• [YOUR INSTRUCTIONS]: Quote every entry word for word.

[Figure content listings]
* START *

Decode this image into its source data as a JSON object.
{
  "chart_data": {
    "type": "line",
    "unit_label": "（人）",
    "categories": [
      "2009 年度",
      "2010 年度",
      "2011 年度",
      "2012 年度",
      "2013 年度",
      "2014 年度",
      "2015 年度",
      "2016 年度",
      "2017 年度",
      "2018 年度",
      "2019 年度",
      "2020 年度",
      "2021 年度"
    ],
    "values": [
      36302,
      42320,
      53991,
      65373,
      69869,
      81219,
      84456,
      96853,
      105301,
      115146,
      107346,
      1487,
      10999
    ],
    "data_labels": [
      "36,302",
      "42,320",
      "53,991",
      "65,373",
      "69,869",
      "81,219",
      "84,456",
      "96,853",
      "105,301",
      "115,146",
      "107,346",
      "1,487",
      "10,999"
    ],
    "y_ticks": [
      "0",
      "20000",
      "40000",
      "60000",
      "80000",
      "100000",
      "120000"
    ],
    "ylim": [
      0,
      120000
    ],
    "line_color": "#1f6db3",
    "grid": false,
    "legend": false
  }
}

* END *

• [FINAL RESULT]:
Decode this image into its source data as a JSON object.
{
  "chart_data": {
    "type": "line",
    "unit_label": "（人）",
    "categories": [
      "2009 年度",
      "2010 年度",
      "2011 年度",
      "2012 年度",
      "2013 年度",
      "2014 年度",
      "2015 年度",
      "2016 年度",
      "2017 年度",
      "2018 年度",
      "2019 年度",
      "2020 年度",
      "2021 年度"
    ],
    "values": [
      36302,
      42320,
      53991,
      65373,
      69869,
      81219,
      84456,
      96853,
      105301,
      115146,
      107346,
      1487,
      10999
    ],
    "data_labels": [
      "36,302",
      "42,320",
      "53,991",
      "65,373",
      "69,869",
      "81,219",
      "84,456",
      "96,853",
      "105,301",
      "115,146",
      "107,346",
      "1,487",
      "10,999"
    ],
    "y_ticks": [
      "0",
      "20000",
      "40000",
      "60000",
      "80000",
      "100000",
      "120000"
    ],
    "ylim": [
      0,
      120000
    ],
    "line_color": "#1f6db3",
    "grid": false,
    "legend": false
  }
}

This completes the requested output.